*What is needed*.
Take the line that contains "Give me the" and every line after it in the material below, and quote them exactly.

*Provided entries*.
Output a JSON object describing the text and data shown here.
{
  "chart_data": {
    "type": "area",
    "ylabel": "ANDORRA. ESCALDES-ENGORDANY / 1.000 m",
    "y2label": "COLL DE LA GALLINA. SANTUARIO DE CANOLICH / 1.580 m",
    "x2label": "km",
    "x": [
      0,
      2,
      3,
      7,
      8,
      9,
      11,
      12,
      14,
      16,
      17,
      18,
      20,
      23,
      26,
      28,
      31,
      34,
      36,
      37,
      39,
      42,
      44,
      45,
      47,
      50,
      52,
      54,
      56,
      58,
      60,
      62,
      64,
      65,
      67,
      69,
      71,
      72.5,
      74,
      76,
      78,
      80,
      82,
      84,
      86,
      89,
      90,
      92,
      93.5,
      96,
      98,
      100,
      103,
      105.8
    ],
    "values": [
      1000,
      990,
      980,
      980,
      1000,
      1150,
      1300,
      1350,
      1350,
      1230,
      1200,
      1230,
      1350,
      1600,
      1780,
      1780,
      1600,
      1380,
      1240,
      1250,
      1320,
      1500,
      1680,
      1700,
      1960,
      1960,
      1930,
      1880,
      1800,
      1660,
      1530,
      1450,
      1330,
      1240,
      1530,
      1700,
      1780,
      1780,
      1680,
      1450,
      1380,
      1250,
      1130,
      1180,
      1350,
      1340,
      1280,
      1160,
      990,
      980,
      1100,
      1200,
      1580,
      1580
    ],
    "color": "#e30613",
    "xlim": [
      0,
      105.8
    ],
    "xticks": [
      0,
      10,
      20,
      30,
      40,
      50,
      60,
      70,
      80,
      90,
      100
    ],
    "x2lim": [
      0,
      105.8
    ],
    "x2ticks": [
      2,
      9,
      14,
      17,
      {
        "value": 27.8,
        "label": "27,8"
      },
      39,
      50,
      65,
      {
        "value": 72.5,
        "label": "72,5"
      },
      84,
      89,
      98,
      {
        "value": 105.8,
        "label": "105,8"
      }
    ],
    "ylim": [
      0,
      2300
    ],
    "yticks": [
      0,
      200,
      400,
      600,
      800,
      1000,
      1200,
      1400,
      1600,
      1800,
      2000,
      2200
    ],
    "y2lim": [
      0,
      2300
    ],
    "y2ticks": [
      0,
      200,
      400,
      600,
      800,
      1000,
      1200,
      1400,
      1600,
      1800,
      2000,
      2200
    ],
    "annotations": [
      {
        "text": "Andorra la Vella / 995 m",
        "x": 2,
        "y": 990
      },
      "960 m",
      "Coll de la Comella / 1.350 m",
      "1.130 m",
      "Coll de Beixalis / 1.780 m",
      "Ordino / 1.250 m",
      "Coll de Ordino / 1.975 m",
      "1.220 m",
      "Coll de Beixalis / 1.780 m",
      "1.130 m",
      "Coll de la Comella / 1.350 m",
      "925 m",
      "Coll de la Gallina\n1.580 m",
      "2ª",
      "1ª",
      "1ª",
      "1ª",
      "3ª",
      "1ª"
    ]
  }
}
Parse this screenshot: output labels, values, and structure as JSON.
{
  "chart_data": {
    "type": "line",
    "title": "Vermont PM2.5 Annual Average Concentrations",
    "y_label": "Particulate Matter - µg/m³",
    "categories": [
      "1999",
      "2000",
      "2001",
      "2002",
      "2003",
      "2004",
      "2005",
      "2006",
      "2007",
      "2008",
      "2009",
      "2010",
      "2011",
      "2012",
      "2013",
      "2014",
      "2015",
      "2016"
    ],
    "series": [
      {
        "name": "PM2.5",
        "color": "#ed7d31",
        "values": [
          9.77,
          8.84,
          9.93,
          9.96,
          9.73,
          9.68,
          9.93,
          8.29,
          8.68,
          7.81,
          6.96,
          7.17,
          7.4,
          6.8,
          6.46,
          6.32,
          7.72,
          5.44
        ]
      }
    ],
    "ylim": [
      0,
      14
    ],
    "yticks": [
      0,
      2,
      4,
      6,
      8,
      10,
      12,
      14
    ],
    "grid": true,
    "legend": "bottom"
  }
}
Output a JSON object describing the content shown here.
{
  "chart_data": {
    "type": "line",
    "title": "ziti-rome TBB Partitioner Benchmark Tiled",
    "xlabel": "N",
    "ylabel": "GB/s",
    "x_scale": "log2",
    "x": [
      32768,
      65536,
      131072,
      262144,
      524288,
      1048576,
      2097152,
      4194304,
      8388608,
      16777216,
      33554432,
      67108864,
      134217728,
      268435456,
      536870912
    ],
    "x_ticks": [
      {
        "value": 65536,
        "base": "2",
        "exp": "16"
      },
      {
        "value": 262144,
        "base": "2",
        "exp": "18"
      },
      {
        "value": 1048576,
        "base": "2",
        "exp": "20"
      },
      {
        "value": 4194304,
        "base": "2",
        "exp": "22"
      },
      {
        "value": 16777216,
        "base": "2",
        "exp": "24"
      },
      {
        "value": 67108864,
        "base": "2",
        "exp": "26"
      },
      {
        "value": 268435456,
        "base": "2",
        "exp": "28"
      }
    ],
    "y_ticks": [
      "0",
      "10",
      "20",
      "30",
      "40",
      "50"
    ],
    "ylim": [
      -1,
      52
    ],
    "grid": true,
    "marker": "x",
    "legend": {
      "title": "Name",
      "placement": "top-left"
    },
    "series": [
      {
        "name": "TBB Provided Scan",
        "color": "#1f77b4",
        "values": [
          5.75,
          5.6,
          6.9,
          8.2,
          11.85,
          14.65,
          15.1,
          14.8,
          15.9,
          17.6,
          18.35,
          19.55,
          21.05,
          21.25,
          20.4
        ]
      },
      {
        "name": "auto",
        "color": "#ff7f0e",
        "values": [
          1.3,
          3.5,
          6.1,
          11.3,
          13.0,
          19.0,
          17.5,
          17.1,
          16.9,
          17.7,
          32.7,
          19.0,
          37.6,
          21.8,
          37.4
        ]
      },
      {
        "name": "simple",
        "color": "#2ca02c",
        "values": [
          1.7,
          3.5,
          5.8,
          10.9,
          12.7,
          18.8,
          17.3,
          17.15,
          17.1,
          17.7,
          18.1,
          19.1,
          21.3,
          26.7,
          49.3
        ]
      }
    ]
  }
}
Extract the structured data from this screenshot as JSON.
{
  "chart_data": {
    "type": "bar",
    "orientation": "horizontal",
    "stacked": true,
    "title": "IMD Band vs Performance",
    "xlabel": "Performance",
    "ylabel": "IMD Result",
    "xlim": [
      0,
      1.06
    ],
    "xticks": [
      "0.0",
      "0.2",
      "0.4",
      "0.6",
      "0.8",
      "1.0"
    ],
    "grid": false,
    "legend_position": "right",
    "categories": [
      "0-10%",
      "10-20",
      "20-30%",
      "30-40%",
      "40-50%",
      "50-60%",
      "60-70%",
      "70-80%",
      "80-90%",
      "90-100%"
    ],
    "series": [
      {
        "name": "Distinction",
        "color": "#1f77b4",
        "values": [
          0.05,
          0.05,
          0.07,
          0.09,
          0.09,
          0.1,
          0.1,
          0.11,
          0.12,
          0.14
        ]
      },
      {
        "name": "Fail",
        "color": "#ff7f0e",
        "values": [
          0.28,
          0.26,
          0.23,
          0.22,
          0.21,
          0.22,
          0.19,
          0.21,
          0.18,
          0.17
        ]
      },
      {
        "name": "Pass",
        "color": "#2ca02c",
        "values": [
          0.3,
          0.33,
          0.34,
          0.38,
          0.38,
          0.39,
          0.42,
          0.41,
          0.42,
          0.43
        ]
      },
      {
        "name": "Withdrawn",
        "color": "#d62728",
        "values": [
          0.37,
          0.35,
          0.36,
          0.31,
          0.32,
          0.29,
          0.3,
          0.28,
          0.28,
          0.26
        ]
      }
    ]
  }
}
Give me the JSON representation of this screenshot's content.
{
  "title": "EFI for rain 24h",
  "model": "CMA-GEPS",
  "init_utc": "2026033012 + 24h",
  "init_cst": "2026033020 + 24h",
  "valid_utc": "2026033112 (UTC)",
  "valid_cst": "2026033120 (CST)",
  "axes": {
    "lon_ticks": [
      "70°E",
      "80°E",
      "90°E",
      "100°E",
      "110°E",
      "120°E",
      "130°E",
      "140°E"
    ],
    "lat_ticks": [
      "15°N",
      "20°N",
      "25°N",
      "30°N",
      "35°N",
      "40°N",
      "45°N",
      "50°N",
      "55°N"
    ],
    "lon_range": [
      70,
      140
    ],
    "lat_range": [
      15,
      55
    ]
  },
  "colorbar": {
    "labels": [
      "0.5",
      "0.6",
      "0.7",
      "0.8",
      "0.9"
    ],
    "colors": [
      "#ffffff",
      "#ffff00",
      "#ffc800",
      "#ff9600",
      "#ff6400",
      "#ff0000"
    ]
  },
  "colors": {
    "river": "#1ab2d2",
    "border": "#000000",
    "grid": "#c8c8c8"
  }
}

*Response below*.
Give me the JSON representation of this screenshot's content.
{
  "title": "EFI for rain 24h",
  "model": "CMA-GEPS",
  "init_utc": "2026033012 + 24h",
  "init_cst": "2026033020 + 24h",
  "valid_utc": "2026033112 (UTC)",
  "valid_cst": "2026033120 (CST)",
  "axes": {
    "lon_ticks": [
      "70°E",
      "80°E",
      "90°E",
      "100°E",
      "110°E",
      "120°E",
      "130°E",
      "140°E"
    ],
    "lat_ticks": [
      "15°N",
      "20°N",
      "25°N",
      "30°N",
      "35°N",
      "40°N",
      "45°N",
      "50°N",
      "55°N"
    ],
    "lon_range": [
      70,
      140
    ],
    "lat_range": [
      15,
      55
    ]
  },
  "colorbar": {
    "labels": [
      "0.5",
      "0.6",
      "0.7",
      "0.8",
      "0.9"
    ],
    "colors": [
      "#ffffff",
      "#ffff00",
      "#ffc800",
      "#ff9600",
      "#ff6400",
      "#ff0000"
    ]
  },
  "colors": {
    "river": "#1ab2d2",
    "border": "#000000",
    "grid": "#c8c8c8"
  }
}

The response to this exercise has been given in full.